▶ OBJECTIVE: Render the following material again verbatim, leaving nothing out.

======== DATA EXTRACT

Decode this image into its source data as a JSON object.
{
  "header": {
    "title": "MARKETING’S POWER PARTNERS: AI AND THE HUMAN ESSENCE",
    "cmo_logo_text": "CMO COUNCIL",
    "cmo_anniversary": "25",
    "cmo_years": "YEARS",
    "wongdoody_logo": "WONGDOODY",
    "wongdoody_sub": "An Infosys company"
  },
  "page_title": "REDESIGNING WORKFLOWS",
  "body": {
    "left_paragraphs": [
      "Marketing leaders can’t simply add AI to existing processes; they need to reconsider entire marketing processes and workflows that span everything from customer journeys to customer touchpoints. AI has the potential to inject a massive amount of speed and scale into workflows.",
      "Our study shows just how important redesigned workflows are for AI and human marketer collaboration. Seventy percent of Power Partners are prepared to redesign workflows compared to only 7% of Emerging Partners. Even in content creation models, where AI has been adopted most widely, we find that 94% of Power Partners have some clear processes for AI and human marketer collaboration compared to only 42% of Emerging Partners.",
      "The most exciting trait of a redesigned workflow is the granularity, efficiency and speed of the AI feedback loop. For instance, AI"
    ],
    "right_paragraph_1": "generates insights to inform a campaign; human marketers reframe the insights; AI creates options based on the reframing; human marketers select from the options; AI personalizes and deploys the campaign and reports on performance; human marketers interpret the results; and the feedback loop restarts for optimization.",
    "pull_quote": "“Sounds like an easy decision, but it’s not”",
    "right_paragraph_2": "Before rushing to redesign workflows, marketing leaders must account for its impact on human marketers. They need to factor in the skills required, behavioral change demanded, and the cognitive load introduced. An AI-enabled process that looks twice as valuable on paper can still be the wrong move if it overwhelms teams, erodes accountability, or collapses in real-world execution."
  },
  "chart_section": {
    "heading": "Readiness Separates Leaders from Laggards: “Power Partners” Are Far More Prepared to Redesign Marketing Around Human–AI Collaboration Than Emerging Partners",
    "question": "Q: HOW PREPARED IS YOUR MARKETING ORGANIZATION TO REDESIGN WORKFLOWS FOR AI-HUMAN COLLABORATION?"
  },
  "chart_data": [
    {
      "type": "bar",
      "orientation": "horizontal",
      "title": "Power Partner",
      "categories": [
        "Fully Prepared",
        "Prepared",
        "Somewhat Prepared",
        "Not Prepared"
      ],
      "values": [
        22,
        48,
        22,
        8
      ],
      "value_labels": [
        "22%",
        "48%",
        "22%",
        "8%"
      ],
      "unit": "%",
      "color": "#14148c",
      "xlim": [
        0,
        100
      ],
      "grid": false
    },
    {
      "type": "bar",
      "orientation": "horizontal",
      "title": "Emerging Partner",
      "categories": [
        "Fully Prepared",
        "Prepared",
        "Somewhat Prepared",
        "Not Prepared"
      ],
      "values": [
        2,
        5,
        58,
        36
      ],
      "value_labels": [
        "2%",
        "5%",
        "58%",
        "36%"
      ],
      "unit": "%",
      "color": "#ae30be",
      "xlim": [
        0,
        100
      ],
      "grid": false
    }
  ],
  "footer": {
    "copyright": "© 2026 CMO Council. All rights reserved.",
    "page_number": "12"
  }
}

================

▶ TASK RESPONSE:
Decode this image into its source data as a JSON object.
{
  "header": {
    "title": "MARKETING’S POWER PARTNERS: AI AND THE HUMAN ESSENCE",
    "cmo_logo_text": "CMO COUNCIL",
    "cmo_anniversary": "25",
    "cmo_years": "YEARS",
    "wongdoody_logo": "WONGDOODY",
    "wongdoody_sub": "An Infosys company"
  },
  "page_title": "REDESIGNING WORKFLOWS",
  "body": {
    "left_paragraphs": [
      "Marketing leaders can’t simply add AI to existing processes; they need to reconsider entire marketing processes and workflows that span everything from customer journeys to customer touchpoints. AI has the potential to inject a massive amount of speed and scale into workflows.",
      "Our study shows just how important redesigned workflows are for AI and human marketer collaboration. Seventy percent of Power Partners are prepared to redesign workflows compared to only 7% of Emerging Partners. Even in content creation models, where AI has been adopted most widely, we find that 94% of Power Partners have some clear processes for AI and human marketer collaboration compared to only 42% of Emerging Partners.",
      "The most exciting trait of a redesigned workflow is the granularity, efficiency and speed of the AI feedback loop. For instance, AI"
    ],
    "right_paragraph_1": "generates insights to inform a campaign; human marketers reframe the insights; AI creates options based on the reframing; human marketers select from the options; AI personalizes and deploys the campaign and reports on performance; human marketers interpret the results; and the feedback loop restarts for optimization.",
    "pull_quote": "“Sounds like an easy decision, but it’s not”",
    "right_paragraph_2": "Before rushing to redesign workflows, marketing leaders must account for its impact on human marketers. They need to factor in the skills required, behavioral change demanded, and the cognitive load introduced. An AI-enabled process that looks twice as valuable on paper can still be the wrong move if it overwhelms teams, erodes accountability, or collapses in real-world execution."
  },
  "chart_section": {
    "heading": "Readiness Separates Leaders from Laggards: “Power Partners” Are Far More Prepared to Redesign Marketing Around Human–AI Collaboration Than Emerging Partners",
    "question": "Q: HOW PREPARED IS YOUR MARKETING ORGANIZATION TO REDESIGN WORKFLOWS FOR AI-HUMAN COLLABORATION?"
  },
  "chart_data": [
    {
      "type": "bar",
      "orientation": "horizontal",
      "title": "Power Partner",
      "categories": [
        "Fully Prepared",
        "Prepared",
        "Somewhat Prepared",
        "Not Prepared"
      ],
      "values": [
        22,
        48,
        22,
        8
      ],
      "value_labels": [
        "22%",
        "48%",
        "22%",
        "8%"
      ],
      "unit": "%",
      "color": "#14148c",
      "xlim": [
        0,
        100
      ],
      "grid": false
    },
    {
      "type": "bar",
      "orientation": "horizontal",
      "title": "Emerging Partner",
      "categories": [
        "Fully Prepared",
        "Prepared",
        "Somewhat Prepared",
        "Not Prepared"
      ],
      "values": [
        2,
        5,
        58,
        36
      ],
      "value_labels": [
        "2%",
        "5%",
        "58%",
        "36%"
      ],
      "unit": "%",
      "color": "#ae30be",
      "xlim": [
        0,
        100
      ],
      "grid": false
    }
  ],
  "footer": {
    "copyright": "© 2026 CMO Council. All rights reserved.",
    "page_number": "12"
  }
}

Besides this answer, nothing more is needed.